We were unable to load Disqus. If you are a moderator please see our troubleshooting guide.
Great tip Preslav and thanks for sharing! I'll keep that one in mind :)
Thanks for the post, very informative and practical. Please keep on continuing elixir and phoenix Ninja blog posts:)
Thanks for the kind words! I try and release a new post every 4-6 weeks for your reading pleasure :)
you can also use alpine if you prefer but the build step will also require some changes if you chose to go that route
Can you please explain how to use Alpine in this case?
You would use the alpine based Elixir image during the first part of the multi-stage build https://hub.docker.com/laye...
And then in the second part of the multi-stage build you would use FROM alpine:3.11 for example, and copy over the Mix release artifact as I did here. Should work more or less the same minus the differences in commands available in alpine versus debian (namely apt-get).
....
TASK DETAILS
Write out the comment thread above word for word, starting at "We were unable" and ending at "multi-stage build https://hub.docker.com/laye...".
....
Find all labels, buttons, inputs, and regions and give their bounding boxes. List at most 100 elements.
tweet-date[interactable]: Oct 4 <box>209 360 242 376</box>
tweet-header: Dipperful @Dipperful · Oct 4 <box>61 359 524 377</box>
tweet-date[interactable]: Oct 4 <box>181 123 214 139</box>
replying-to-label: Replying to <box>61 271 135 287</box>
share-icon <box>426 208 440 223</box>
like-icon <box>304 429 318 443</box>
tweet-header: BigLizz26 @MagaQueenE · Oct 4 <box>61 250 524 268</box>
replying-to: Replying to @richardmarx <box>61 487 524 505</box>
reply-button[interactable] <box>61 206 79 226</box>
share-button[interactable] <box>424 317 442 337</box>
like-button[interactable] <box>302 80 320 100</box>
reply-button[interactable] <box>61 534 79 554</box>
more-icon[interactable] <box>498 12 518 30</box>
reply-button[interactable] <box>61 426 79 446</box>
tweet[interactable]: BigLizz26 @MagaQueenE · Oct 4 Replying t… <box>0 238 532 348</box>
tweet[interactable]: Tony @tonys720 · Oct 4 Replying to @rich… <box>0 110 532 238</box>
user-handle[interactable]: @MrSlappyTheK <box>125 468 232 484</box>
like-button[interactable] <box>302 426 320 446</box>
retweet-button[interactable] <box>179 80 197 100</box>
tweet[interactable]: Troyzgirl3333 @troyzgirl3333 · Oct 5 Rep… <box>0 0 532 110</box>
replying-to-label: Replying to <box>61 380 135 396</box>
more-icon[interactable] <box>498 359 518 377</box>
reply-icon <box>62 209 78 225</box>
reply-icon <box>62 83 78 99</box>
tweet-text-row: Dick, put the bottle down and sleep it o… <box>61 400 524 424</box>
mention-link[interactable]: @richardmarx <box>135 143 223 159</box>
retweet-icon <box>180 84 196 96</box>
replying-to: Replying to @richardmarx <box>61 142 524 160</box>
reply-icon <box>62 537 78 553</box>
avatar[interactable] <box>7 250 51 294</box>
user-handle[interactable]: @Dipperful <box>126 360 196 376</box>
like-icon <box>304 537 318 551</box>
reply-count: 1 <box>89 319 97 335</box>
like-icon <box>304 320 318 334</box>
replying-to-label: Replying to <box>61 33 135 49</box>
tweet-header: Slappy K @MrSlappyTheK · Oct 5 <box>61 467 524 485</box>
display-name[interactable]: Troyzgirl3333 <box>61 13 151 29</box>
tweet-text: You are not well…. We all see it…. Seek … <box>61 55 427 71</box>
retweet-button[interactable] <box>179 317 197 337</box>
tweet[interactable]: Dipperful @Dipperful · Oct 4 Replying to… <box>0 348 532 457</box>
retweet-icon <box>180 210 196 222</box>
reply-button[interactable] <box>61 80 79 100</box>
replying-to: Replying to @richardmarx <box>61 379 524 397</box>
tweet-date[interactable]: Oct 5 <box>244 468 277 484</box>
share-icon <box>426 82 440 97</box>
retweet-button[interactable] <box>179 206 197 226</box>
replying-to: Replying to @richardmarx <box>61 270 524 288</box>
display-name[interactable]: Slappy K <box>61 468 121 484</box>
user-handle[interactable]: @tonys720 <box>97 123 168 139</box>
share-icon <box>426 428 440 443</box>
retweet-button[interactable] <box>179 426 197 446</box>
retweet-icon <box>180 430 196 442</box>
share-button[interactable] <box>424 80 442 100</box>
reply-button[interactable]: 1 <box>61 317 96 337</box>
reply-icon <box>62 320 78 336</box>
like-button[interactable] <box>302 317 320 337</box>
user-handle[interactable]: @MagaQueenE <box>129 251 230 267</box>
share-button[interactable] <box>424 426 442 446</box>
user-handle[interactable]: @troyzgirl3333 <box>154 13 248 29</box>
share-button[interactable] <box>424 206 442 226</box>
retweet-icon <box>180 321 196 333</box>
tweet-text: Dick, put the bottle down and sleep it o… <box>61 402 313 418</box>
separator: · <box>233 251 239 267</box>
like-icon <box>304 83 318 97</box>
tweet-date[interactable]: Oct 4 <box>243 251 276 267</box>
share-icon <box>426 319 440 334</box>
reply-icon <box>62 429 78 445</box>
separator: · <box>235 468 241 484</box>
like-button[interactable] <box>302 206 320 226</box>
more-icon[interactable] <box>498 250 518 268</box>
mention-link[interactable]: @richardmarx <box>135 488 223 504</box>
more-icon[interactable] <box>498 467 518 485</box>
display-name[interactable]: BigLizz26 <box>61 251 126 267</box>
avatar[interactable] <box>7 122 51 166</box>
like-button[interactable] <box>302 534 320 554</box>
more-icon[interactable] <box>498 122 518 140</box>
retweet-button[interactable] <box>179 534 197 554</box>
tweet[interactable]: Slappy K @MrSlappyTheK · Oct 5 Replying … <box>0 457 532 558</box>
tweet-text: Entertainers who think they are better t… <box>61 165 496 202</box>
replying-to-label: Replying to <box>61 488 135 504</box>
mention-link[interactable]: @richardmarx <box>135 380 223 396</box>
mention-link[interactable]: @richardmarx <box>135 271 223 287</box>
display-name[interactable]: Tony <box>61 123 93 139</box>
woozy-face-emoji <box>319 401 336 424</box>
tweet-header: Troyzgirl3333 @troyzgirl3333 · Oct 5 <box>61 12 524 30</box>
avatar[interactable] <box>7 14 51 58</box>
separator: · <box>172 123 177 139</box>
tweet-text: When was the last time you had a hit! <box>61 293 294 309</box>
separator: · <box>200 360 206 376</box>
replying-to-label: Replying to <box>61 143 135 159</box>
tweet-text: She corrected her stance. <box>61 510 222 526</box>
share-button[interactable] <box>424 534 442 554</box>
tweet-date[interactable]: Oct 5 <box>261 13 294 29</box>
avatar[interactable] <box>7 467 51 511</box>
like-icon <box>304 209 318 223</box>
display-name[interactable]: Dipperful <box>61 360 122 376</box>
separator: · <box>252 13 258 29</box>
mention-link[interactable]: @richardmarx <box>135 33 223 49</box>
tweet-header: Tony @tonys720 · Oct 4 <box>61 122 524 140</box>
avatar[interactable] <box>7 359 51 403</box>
....
ANSWER
We were unable to load Disqus. If you are a moderator please see our troubleshooting guide.
Great tip Preslav and thanks for sharing! I'll keep that one in mind :)
Thanks for the post, very informative and practical. Please keep on continuing elixir and phoenix Ninja blog posts:)
Thanks for the kind words! I try and release a new post every 4-6 weeks for your reading pleasure :)
you can also use alpine if you prefer but the build step will also require some changes if you chose to go that route
Can you please explain how to use Alpine in this case?
You would use the alpine based Elixir image during the first part of the multi-stage build https://hub.docker.com/laye...